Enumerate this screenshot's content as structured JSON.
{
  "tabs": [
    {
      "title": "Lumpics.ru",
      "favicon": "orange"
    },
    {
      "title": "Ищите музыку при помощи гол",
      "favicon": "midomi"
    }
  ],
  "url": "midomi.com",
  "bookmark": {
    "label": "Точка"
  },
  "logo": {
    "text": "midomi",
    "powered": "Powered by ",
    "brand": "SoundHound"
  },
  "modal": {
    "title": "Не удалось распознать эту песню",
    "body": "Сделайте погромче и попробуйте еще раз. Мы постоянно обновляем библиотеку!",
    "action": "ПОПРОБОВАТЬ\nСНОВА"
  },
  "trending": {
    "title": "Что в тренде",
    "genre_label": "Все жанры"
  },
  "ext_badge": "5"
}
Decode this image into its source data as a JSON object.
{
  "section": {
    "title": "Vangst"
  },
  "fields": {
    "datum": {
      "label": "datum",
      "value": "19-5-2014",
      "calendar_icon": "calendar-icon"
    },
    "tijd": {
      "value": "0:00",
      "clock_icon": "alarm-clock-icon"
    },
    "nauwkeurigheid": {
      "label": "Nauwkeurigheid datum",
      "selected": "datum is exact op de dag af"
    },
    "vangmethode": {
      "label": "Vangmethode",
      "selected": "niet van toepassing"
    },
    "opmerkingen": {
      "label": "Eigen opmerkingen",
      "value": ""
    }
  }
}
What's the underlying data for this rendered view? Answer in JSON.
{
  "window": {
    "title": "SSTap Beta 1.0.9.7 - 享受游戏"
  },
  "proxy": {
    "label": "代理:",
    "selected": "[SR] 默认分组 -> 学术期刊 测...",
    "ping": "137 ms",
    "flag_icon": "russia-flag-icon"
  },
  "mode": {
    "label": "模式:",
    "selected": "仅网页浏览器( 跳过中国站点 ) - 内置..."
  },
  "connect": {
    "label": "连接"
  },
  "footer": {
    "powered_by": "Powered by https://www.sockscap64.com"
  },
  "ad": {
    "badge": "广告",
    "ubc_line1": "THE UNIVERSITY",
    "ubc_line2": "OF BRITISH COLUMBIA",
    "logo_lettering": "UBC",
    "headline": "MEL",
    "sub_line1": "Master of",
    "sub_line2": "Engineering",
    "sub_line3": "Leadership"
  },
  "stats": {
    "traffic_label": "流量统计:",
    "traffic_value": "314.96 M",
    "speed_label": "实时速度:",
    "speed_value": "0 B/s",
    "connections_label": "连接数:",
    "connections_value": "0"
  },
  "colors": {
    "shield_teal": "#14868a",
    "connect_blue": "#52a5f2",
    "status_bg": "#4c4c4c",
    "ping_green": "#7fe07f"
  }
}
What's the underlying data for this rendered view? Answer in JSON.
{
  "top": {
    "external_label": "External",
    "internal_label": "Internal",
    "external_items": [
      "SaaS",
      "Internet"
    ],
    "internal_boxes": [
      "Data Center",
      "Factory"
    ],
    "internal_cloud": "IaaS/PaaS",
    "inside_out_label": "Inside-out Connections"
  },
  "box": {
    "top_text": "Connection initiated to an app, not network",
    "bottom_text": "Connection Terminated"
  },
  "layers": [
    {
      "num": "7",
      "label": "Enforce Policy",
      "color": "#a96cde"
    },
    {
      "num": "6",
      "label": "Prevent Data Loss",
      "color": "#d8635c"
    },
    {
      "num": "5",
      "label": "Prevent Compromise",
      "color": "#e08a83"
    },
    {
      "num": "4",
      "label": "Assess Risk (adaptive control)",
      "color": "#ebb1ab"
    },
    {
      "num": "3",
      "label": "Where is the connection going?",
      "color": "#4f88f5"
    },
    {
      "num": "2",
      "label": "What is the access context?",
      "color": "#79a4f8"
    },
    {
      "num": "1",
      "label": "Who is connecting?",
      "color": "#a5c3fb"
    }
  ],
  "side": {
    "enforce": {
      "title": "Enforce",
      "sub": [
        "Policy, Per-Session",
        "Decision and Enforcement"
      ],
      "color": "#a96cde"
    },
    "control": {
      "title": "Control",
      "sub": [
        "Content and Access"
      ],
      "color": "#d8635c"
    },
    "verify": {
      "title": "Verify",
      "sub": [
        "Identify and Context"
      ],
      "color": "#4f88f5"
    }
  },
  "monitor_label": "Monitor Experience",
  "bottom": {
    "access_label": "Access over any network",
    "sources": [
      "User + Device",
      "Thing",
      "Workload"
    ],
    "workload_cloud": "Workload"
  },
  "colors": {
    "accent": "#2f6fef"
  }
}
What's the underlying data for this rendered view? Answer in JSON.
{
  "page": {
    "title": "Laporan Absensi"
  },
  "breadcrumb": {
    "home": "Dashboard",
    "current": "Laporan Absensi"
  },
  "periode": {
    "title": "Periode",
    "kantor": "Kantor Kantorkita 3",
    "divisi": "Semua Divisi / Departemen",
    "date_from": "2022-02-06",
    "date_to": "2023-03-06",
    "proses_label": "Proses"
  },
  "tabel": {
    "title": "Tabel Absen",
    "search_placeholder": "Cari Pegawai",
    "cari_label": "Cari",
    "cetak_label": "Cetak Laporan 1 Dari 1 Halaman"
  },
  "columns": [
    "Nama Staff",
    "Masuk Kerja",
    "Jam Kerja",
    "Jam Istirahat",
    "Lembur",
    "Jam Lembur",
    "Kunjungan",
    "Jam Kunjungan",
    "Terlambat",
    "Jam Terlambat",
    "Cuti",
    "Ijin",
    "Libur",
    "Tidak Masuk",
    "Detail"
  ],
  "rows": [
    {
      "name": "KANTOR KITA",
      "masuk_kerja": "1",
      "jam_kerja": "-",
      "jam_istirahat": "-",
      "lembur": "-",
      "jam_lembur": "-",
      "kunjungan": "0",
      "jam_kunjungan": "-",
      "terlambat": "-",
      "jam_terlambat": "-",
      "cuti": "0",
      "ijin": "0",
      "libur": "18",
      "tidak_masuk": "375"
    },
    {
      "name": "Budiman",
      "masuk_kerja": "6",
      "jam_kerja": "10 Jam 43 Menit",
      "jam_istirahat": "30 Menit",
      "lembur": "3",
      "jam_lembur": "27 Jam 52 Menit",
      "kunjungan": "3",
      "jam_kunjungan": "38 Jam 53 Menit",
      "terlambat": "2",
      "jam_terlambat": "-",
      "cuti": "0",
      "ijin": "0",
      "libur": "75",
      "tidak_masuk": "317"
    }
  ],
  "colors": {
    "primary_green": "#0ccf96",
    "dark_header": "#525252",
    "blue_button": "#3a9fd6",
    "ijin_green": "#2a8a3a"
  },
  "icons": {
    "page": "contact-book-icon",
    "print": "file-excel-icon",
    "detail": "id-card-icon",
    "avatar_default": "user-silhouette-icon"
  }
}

--------

Extract all of the data above and output it character for character.

* _Output_
Enumerate this screenshot's content as structured JSON.
{
  "tabs": [
    {
      "title": "Lumpics.ru",
      "favicon": "orange"
    },
    {
      "title": "Ищите музыку при помощи гол",
      "favicon": "midomi"
    }
  ],
  "url": "midomi.com",
  "bookmark": {
    "label": "Точка"
  },
  "logo": {
    "text": "midomi",
    "powered": "Powered by ",
    "brand": "SoundHound"
  },
  "modal": {
    "title": "Не удалось распознать эту песню",
    "body": "Сделайте погромче и попробуйте еще раз. Мы постоянно обновляем библиотеку!",
    "action": "ПОПРОБОВАТЬ\nСНОВА"
  },
  "trending": {
    "title": "Что в тренде",
    "genre_label": "Все жанры"
  },
  "ext_badge": "5"
}
Decode this image into its source data as a JSON object.
{
  "section": {
    "title": "Vangst"
  },
  "fields": {
    "datum": {
      "label": "datum",
      "value": "19-5-2014",
      "calendar_icon": "calendar-icon"
    },
    "tijd": {
      "value": "0:00",
      "clock_icon": "alarm-clock-icon"
    },
    "nauwkeurigheid": {
      "label": "Nauwkeurigheid datum",
      "selected": "datum is exact op de dag af"
    },
    "vangmethode": {
      "label": "Vangmethode",
      "selected": "niet van toepassing"
    },
    "opmerkingen": {
      "label": "Eigen opmerkingen",
      "value": ""
    }
  }
}
What's the underlying data for this rendered view? Answer in JSON.
{
  "window": {
    "title": "SSTap Beta 1.0.9.7 - 享受游戏"
  },
  "proxy": {
    "label": "代理:",
    "selected": "[SR] 默认分组 -> 学术期刊 测...",
    "ping": "137 ms",
    "flag_icon": "russia-flag-icon"
  },
  "mode": {
    "label": "模式:",
    "selected": "仅网页浏览器( 跳过中国站点 ) - 内置..."
  },
  "connect": {
    "label": "连接"
  },
  "footer": {
    "powered_by": "Powered by https://www.sockscap64.com"
  },
  "ad": {
    "badge": "广告",
    "ubc_line1": "THE UNIVERSITY",
    "ubc_line2": "OF BRITISH COLUMBIA",
    "logo_lettering": "UBC",
    "headline": "MEL",
    "sub_line1": "Master of",
    "sub_line2": "Engineering",
    "sub_line3": "Leadership"
  },
  "stats": {
    "traffic_label": "流量统计:",
    "traffic_value": "314.96 M",
    "speed_label": "实时速度:",
    "speed_value": "0 B/s",
    "connections_label": "连接数:",
    "connections_value": "0"
  },
  "colors": {
    "shield_teal": "#14868a",
    "connect_blue": "#52a5f2",
    "status_bg": "#4c4c4c",
    "ping_green": "#7fe07f"
  }
}
What's the underlying data for this rendered view? Answer in JSON.
{
  "top": {
    "external_label": "External",
    "internal_label": "Internal",
    "external_items": [
      "SaaS",
      "Internet"
    ],
    "internal_boxes": [
      "Data Center",
      "Factory"
    ],
    "internal_cloud": "IaaS/PaaS",
    "inside_out_label": "Inside-out Connections"
  },
  "box": {
    "top_text": "Connection initiated to an app, not network",
    "bottom_text": "Connection Terminated"
  },
  "layers": [
    {
      "num": "7",
      "label": "Enforce Policy",
      "color": "#a96cde"
    },
    {
      "num": "6",
      "label": "Prevent Data Loss",
      "color": "#d8635c"
    },
    {
      "num": "5",
      "label": "Prevent Compromise",
      "color": "#e08a83"
    },
    {
      "num": "4",
      "label": "Assess Risk (adaptive control)",
      "color": "#ebb1ab"
    },
    {
      "num": "3",
      "label": "Where is the connection going?",
      "color": "#4f88f5"
    },
    {
      "num": "2",
      "label": "What is the access context?",
      "color": "#79a4f8"
    },
    {
      "num": "1",
      "label": "Who is connecting?",
      "color": "#a5c3fb"
    }
  ],
  "side": {
    "enforce": {
      "title": "Enforce",
      "sub": [
        "Policy, Per-Session",
        "Decision and Enforcement"
      ],
      "color": "#a96cde"
    },
    "control": {
      "title": "Control",
      "sub": [
        "Content and Access"
      ],
      "color": "#d8635c"
    },
    "verify": {
      "title": "Verify",
      "sub": [
        "Identify and Context"
      ],
      "color": "#4f88f5"
    }
  },
  "monitor_label": "Monitor Experience",
  "bottom": {
    "access_label": "Access over any network",
    "sources": [
      "User + Device",
      "Thing",
      "Workload"
    ],
    "workload_cloud": "Workload"
  },
  "colors": {
    "accent": "#2f6fef"
  }
}
What's the underlying data for this rendered view? Answer in JSON.
{
  "page": {
    "title": "Laporan Absensi"
  },
  "breadcrumb": {
    "home": "Dashboard",
    "current": "Laporan Absensi"
  },
  "periode": {
    "title": "Periode",
    "kantor": "Kantor Kantorkita 3",
    "divisi": "Semua Divisi / Departemen",
    "date_from": "2022-02-06",
    "date_to": "2023-03-06",
    "proses_label": "Proses"
  },
  "tabel": {
    "title": "Tabel Absen",
    "search_placeholder": "Cari Pegawai",
    "cari_label": "Cari",
    "cetak_label": "Cetak Laporan 1 Dari 1 Halaman"
  },
  "columns": [
    "Nama Staff",
    "Masuk Kerja",
    "Jam Kerja",
    "Jam Istirahat",
    "Lembur",
    "Jam Lembur",
    "Kunjungan",
    "Jam Kunjungan",
    "Terlambat",
    "Jam Terlambat",
    "Cuti",
    "Ijin",
    "Libur",
    "Tidak Masuk",
    "Detail"
  ],
  "rows": [
    {
      "name": "KANTOR KITA",
      "masuk_kerja": "1",
      "jam_kerja": "-",
      "jam_istirahat": "-",
      "lembur": "-",
      "jam_lembur": "-",
      "kunjungan": "0",
      "jam_kunjungan": "-",
      "terlambat": "-",
      "jam_terlambat": "-",
      "cuti": "0",
      "ijin": "0",
      "libur": "18",
      "tidak_masuk": "375"
    },
    {
      "name": "Budiman",
      "masuk_kerja": "6",
      "jam_kerja": "10 Jam 43 Menit",
      "jam_istirahat": "30 Menit",
      "lembur": "3",
      "jam_lembur": "27 Jam 52 Menit",
      "kunjungan": "3",
      "jam_kunjungan": "38 Jam 53 Menit",
      "terlambat": "2",
      "jam_terlambat": "-",
      "cuti": "0",
      "ijin": "0",
      "libur": "75",
      "tidak_masuk": "317"
    }
  ],
  "colors": {
    "primary_green": "#0ccf96",
    "dark_header": "#525252",
    "blue_button": "#3a9fd6",
    "ijin_green": "#2a8a3a"
  },
  "icons": {
    "page": "contact-book-icon",
    "print": "file-excel-icon",
    "detail": "id-card-icon",
    "avatar_default": "user-silhouette-icon"
  }
}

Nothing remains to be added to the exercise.